===== Provided data

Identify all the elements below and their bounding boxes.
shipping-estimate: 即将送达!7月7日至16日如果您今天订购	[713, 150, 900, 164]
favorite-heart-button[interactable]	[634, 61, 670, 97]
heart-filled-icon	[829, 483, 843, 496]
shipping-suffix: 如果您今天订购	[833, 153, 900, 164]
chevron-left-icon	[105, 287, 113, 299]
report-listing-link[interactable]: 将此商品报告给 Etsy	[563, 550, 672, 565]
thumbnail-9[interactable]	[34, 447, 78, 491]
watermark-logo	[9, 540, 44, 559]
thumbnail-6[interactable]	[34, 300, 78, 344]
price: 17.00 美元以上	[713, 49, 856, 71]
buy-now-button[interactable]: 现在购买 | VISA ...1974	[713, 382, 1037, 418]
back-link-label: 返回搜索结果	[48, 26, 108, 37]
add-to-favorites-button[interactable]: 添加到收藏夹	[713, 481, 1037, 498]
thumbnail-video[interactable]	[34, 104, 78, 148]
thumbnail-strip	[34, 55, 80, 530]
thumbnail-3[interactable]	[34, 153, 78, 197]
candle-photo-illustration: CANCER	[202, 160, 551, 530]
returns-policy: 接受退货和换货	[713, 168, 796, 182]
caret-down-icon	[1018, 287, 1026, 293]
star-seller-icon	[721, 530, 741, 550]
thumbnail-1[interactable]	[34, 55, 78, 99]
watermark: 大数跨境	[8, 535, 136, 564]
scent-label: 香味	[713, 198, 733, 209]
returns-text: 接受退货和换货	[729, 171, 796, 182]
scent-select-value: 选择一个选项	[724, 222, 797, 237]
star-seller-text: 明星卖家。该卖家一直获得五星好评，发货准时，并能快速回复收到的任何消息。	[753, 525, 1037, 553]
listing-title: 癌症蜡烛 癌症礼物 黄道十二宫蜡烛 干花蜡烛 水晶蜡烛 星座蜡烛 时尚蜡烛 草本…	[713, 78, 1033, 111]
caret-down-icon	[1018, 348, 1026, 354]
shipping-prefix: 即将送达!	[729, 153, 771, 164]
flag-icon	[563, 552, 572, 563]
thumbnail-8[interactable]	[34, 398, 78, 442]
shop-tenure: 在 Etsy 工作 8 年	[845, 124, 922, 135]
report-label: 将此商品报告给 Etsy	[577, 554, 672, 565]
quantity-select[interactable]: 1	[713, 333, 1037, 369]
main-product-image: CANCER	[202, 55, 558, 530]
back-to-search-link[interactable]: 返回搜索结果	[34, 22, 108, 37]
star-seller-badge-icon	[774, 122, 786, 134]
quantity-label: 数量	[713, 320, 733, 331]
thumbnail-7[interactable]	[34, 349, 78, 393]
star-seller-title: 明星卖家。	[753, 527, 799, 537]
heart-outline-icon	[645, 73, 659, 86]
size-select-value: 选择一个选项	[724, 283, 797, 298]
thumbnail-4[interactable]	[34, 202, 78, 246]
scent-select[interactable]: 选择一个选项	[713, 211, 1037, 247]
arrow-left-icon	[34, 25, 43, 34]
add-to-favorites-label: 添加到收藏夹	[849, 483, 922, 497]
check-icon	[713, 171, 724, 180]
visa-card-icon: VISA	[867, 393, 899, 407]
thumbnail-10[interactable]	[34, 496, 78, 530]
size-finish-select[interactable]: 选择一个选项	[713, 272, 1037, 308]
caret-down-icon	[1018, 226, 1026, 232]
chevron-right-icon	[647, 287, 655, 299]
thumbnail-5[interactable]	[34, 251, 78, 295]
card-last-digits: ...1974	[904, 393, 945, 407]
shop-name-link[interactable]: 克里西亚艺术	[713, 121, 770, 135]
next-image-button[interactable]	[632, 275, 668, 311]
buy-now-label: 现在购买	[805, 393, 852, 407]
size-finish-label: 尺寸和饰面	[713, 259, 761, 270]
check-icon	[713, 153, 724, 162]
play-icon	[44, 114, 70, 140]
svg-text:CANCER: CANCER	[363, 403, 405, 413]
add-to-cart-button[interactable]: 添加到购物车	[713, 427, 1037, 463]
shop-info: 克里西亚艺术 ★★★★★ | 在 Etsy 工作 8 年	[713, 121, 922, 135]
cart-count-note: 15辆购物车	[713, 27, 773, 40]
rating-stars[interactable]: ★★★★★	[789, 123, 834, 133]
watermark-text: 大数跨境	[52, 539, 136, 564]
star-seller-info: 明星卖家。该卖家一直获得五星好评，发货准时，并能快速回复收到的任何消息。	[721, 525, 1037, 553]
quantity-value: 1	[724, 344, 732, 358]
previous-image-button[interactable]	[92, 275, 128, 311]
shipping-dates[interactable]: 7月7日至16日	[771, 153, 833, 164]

==========

* **Problem statement**:
Gather every line of the records above that contains the string "cart", copying each such line in full.

* **Task result**:
add-to-cart-button[interactable]: 添加到购物车	[713, 427, 1037, 463]
cart-count-note: 15辆购物车	[713, 27, 773, 40]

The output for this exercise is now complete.